#### Exercise brief:
State the number of lines in these records that include the word "Estructura", and add nothing to it.

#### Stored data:
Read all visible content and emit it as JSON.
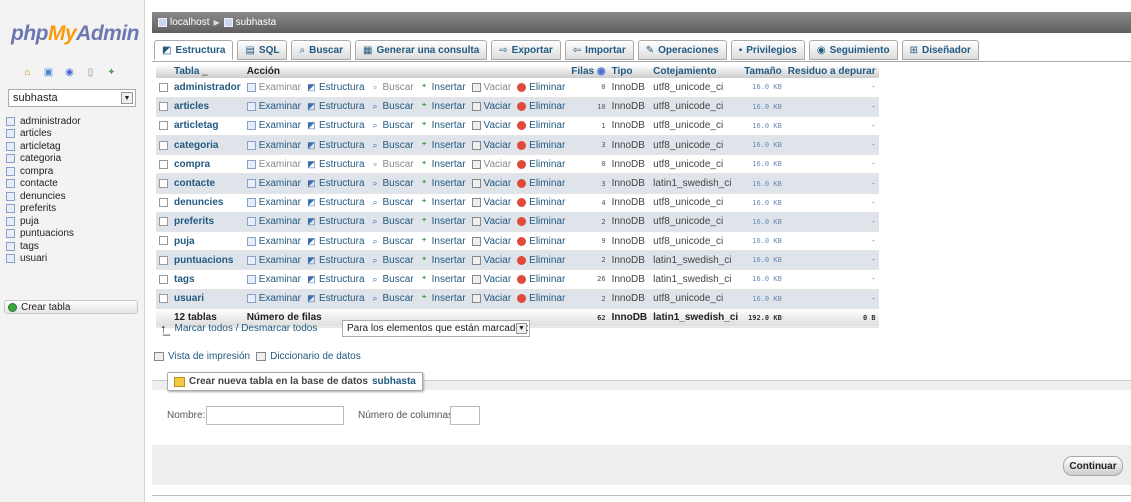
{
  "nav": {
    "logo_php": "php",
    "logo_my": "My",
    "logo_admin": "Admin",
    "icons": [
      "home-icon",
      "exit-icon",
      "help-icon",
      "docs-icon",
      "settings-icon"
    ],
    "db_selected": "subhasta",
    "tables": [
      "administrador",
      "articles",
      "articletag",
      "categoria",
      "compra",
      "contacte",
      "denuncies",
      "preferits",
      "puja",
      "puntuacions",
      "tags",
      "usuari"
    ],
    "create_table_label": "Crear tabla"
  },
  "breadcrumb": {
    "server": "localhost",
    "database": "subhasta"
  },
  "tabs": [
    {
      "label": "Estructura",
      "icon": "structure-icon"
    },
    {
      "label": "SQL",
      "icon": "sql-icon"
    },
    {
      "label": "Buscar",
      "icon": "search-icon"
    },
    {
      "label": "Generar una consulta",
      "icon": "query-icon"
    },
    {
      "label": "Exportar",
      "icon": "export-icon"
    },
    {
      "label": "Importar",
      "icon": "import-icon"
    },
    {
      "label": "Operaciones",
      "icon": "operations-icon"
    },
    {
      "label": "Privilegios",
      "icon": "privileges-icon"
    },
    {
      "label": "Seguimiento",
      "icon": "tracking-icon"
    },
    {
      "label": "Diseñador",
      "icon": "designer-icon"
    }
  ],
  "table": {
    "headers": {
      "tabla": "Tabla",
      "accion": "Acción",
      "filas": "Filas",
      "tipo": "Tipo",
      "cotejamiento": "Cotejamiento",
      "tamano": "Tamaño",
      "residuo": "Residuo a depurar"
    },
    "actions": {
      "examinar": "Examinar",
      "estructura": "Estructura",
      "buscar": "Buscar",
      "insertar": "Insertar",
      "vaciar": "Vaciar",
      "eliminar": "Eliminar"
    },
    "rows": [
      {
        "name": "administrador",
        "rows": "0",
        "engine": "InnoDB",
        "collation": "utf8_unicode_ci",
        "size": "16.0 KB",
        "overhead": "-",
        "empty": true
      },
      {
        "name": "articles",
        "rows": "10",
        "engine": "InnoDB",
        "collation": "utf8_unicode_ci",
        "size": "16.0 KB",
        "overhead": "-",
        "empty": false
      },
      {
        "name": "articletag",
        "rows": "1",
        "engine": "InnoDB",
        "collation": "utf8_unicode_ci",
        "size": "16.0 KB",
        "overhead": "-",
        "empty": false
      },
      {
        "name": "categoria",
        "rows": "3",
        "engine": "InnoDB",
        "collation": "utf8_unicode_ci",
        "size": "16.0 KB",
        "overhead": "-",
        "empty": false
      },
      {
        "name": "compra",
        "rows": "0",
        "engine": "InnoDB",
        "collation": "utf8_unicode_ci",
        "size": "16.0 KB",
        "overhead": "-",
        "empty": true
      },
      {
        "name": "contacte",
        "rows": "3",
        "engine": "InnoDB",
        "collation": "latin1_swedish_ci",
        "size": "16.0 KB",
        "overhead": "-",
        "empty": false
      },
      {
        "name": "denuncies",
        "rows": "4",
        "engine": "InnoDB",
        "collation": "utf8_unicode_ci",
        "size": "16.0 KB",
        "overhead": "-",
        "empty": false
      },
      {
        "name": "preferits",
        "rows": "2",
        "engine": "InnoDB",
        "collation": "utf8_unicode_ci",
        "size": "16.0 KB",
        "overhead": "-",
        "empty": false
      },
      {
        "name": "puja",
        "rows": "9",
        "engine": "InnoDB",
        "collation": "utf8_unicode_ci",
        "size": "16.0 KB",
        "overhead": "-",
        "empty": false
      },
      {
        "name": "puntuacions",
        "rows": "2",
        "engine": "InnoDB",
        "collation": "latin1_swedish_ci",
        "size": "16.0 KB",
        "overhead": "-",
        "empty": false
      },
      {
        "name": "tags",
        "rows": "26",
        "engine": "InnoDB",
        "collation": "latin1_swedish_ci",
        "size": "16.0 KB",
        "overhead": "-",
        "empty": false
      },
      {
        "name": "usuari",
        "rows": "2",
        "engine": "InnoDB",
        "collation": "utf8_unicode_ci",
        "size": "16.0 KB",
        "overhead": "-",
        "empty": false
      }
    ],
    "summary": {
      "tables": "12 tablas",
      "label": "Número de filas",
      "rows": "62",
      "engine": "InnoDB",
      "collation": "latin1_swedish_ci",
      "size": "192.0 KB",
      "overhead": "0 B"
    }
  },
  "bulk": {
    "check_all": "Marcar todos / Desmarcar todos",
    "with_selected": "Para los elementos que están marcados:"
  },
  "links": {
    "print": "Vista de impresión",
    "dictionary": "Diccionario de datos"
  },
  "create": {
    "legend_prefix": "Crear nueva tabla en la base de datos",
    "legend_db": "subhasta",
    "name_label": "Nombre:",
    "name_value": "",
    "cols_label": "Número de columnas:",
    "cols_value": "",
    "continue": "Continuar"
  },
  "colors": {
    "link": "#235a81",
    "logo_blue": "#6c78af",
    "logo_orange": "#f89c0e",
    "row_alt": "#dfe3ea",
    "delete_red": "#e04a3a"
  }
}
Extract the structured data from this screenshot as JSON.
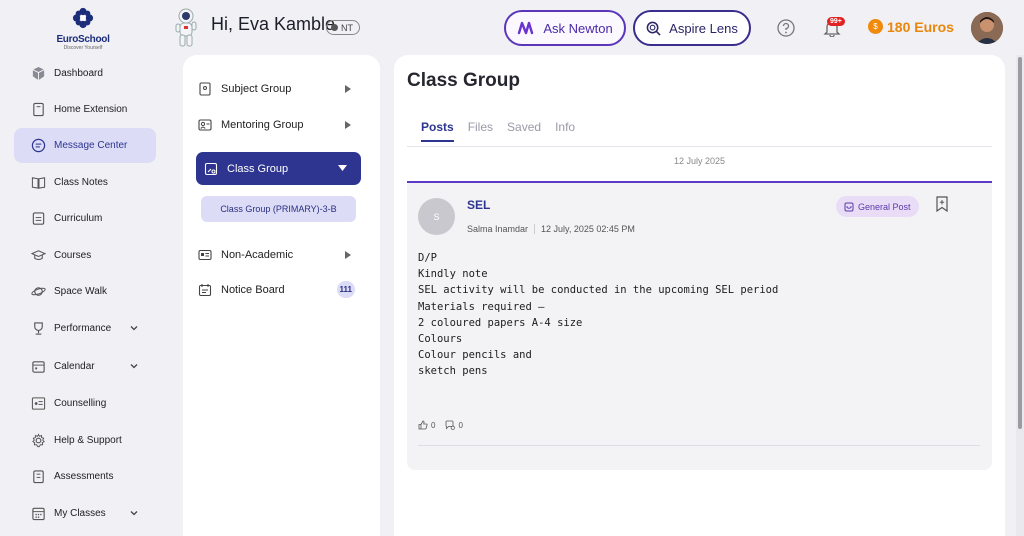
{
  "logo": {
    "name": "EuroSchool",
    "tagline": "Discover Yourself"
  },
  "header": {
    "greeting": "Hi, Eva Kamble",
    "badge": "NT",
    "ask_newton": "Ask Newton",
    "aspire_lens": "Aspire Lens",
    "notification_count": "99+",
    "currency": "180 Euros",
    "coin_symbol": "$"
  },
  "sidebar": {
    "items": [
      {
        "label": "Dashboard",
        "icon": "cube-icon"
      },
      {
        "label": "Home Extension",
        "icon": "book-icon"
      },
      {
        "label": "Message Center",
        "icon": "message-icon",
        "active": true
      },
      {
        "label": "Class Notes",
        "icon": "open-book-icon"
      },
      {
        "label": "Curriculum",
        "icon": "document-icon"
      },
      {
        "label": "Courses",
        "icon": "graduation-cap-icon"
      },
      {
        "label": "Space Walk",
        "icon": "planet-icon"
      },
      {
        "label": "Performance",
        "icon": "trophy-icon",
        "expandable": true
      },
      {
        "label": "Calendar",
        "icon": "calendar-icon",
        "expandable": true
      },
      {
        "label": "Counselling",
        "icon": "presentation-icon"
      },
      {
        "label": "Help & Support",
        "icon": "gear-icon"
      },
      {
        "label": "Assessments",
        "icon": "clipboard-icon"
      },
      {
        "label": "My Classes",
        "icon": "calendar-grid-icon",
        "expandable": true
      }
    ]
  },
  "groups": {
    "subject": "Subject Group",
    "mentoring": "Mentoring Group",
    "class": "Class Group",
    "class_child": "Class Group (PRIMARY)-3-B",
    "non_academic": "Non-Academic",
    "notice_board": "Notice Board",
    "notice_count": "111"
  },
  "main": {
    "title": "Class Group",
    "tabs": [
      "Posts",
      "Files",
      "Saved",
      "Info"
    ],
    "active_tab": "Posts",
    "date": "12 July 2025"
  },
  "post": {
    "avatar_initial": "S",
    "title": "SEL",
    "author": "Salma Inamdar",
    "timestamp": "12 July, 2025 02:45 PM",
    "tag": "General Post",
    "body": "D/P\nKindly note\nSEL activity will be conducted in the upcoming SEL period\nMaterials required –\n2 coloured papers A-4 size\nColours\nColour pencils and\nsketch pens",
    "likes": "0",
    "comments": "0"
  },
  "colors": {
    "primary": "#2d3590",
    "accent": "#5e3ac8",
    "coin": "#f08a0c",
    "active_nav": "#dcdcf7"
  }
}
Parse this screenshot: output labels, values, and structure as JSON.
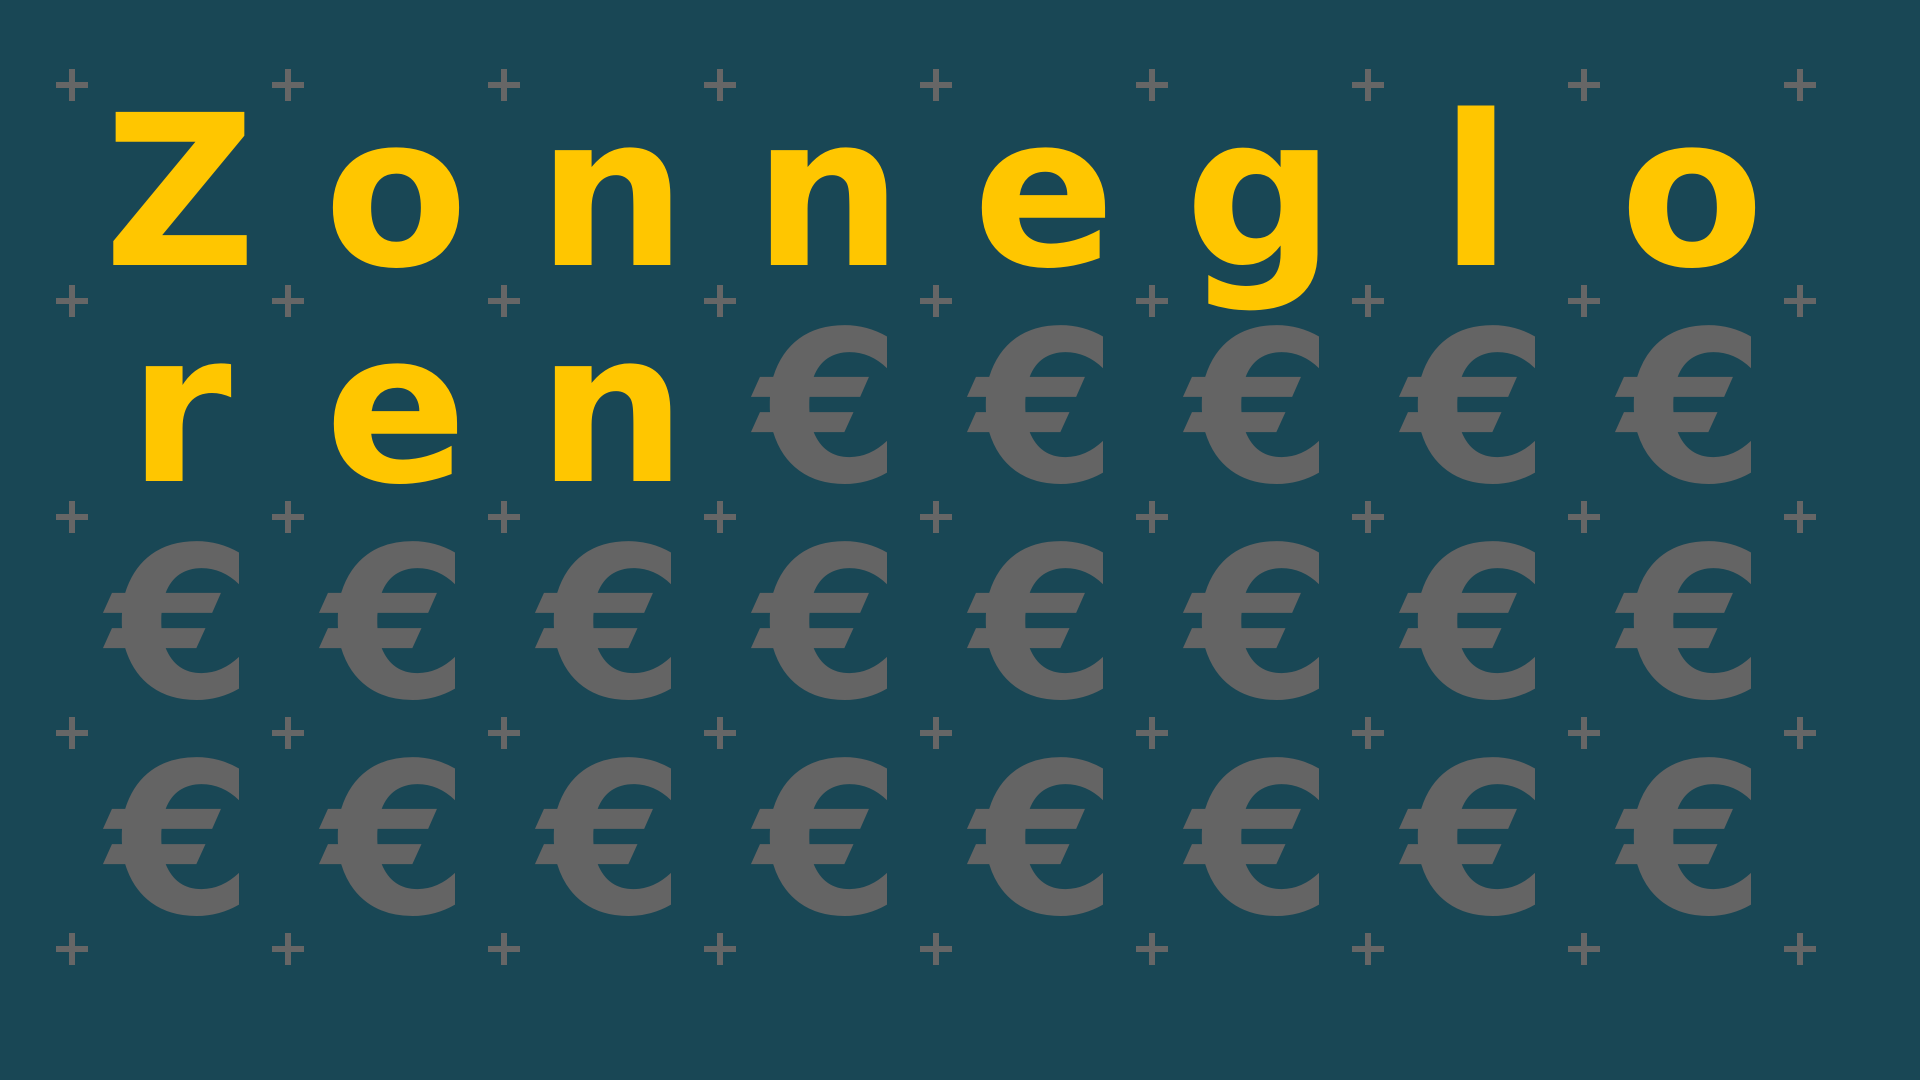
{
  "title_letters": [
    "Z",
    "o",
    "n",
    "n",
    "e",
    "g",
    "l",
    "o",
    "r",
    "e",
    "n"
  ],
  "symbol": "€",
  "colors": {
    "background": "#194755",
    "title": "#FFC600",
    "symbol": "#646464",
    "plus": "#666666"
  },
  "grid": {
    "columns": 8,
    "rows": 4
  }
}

#### Response to this task:
2